↓↓↓

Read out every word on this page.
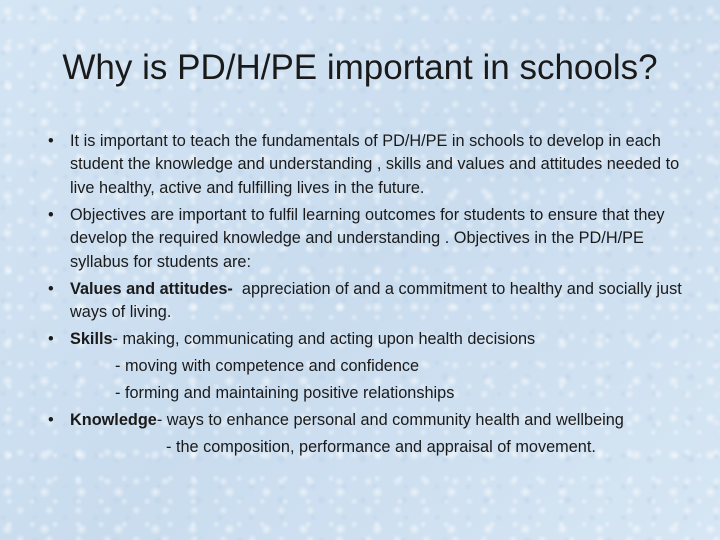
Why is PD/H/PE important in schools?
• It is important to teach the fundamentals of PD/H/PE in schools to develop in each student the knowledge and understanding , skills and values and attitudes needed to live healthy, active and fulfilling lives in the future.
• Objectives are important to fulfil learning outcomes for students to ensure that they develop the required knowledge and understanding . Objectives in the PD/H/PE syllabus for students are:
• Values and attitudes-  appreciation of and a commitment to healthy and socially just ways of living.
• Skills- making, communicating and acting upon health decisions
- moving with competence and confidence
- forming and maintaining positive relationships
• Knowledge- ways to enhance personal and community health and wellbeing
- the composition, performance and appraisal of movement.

↑↑↑
↓↓↓

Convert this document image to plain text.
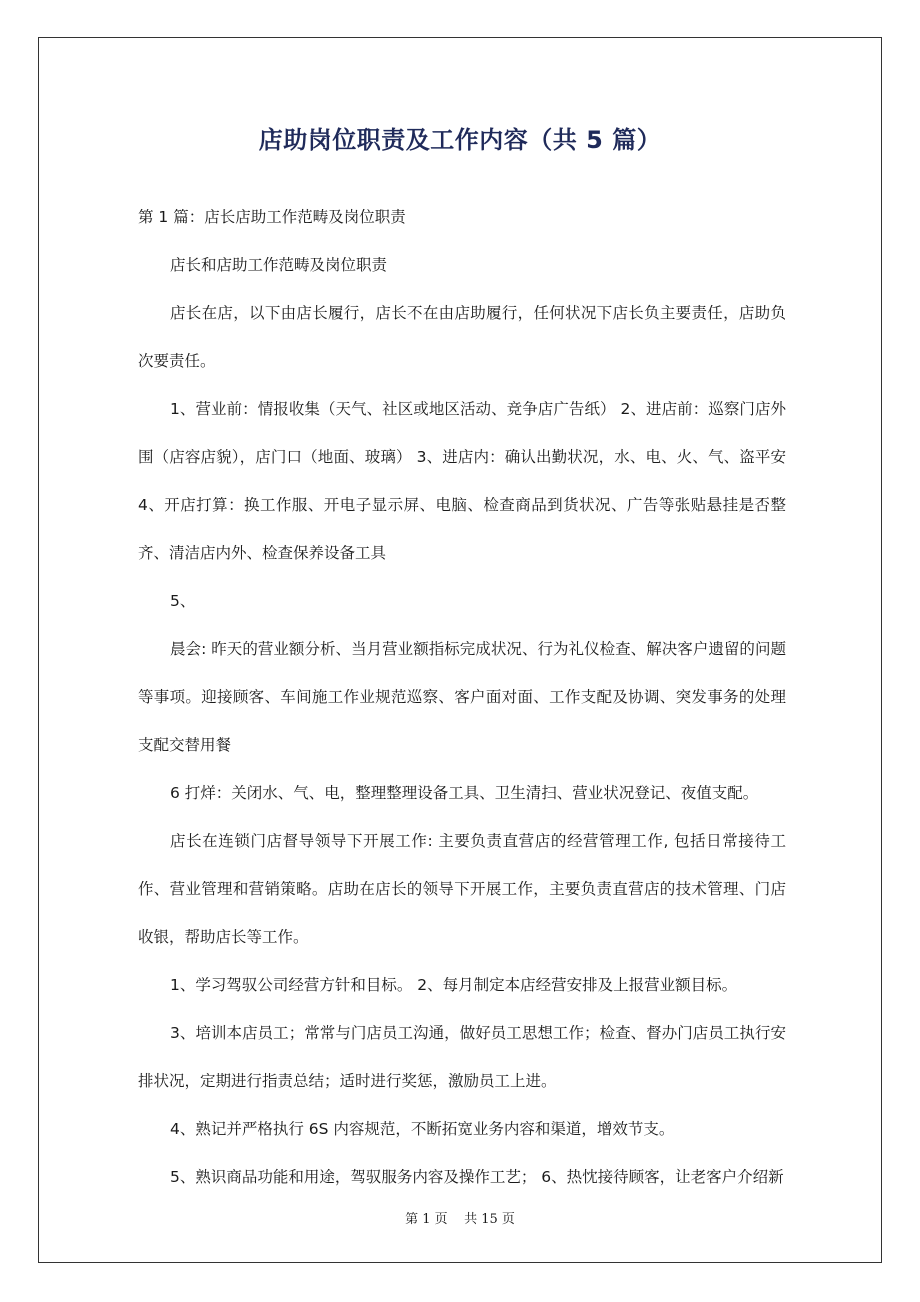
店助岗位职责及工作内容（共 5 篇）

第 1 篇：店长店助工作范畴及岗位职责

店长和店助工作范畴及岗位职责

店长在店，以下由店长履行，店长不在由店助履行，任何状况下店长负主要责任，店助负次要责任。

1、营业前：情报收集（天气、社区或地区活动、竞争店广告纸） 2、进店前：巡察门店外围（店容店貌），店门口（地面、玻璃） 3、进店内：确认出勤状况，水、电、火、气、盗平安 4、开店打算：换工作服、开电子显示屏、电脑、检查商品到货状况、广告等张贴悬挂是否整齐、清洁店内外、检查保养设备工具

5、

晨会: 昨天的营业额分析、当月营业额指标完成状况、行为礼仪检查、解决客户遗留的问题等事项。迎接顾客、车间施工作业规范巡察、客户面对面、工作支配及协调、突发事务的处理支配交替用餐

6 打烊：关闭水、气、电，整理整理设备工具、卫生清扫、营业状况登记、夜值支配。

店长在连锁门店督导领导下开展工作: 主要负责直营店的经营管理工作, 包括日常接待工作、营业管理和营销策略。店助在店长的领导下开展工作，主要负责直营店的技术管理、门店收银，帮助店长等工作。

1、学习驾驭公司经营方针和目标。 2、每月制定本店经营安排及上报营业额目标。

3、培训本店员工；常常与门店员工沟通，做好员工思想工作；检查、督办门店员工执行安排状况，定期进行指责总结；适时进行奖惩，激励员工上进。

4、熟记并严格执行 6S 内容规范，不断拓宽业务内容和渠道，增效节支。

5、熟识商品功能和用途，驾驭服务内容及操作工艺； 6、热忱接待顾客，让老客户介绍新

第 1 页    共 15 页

↑↑↑
↓↓↓

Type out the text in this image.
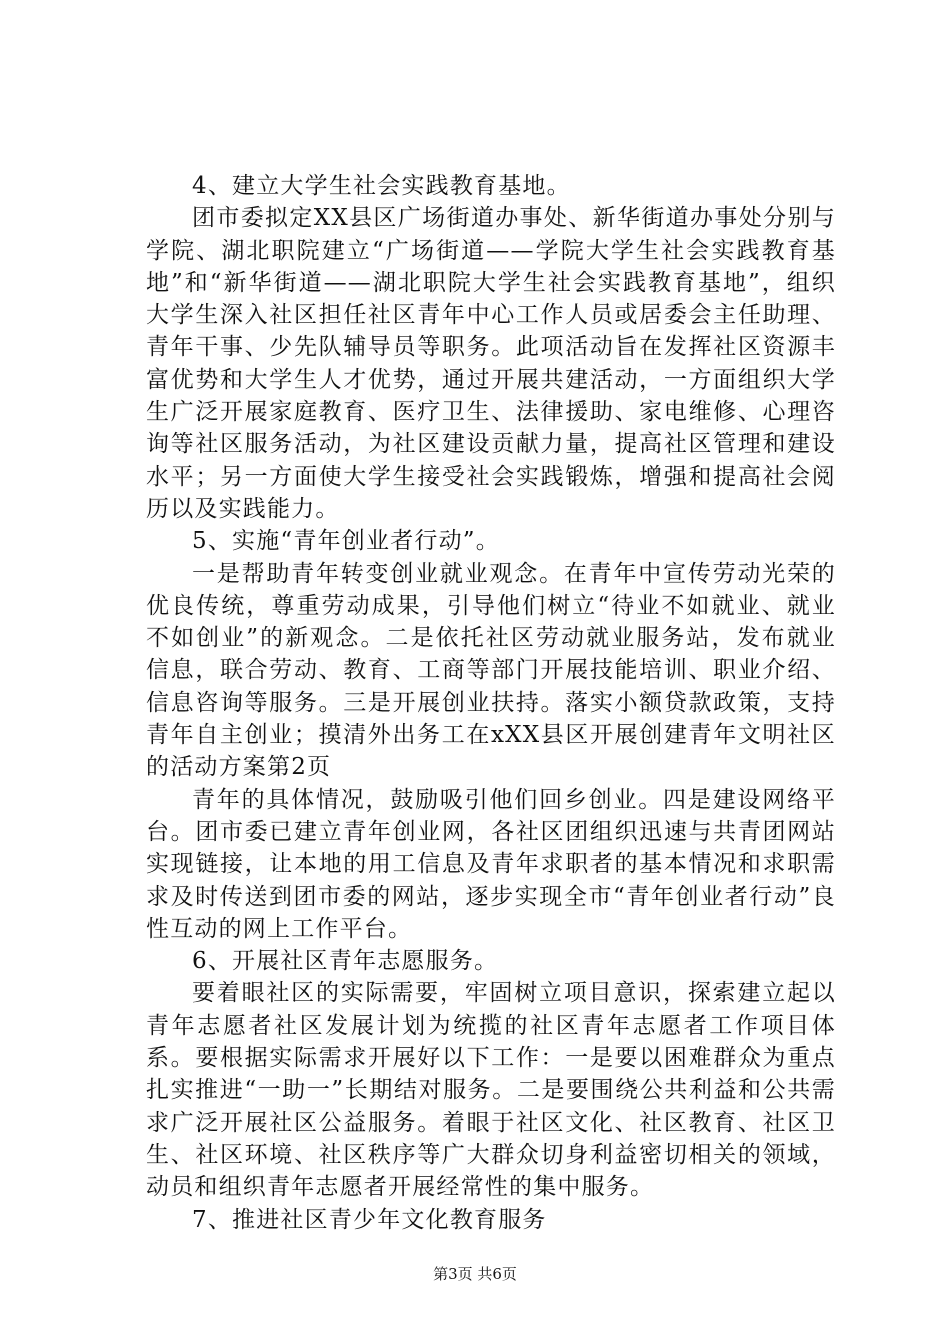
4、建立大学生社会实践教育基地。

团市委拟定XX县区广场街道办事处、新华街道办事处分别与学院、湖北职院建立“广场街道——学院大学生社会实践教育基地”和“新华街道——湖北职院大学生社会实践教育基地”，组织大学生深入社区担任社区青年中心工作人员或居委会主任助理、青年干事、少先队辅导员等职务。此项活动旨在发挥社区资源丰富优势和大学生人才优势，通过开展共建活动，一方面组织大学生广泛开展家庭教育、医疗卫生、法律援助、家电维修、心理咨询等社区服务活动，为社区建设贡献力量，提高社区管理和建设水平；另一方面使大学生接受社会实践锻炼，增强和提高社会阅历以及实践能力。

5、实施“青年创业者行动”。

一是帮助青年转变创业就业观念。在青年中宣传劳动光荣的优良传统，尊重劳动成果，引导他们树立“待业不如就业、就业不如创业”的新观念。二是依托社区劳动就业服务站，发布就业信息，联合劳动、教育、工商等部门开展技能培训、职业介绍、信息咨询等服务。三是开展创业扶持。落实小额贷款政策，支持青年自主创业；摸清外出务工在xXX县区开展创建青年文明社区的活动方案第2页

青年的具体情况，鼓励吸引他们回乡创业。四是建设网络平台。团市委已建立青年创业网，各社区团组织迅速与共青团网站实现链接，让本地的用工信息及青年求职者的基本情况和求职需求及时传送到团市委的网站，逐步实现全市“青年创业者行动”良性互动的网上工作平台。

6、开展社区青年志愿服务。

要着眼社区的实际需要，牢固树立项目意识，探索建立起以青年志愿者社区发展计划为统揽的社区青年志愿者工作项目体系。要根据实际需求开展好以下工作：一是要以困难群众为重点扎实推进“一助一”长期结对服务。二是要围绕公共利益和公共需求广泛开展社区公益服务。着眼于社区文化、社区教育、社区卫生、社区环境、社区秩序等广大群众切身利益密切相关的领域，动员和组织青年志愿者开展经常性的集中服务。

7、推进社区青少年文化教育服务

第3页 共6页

↑↑↑

* [Exercise details]: Find and count the lines of the data that include the string "important", and report that figure by itself.

* [Exercise output]: 3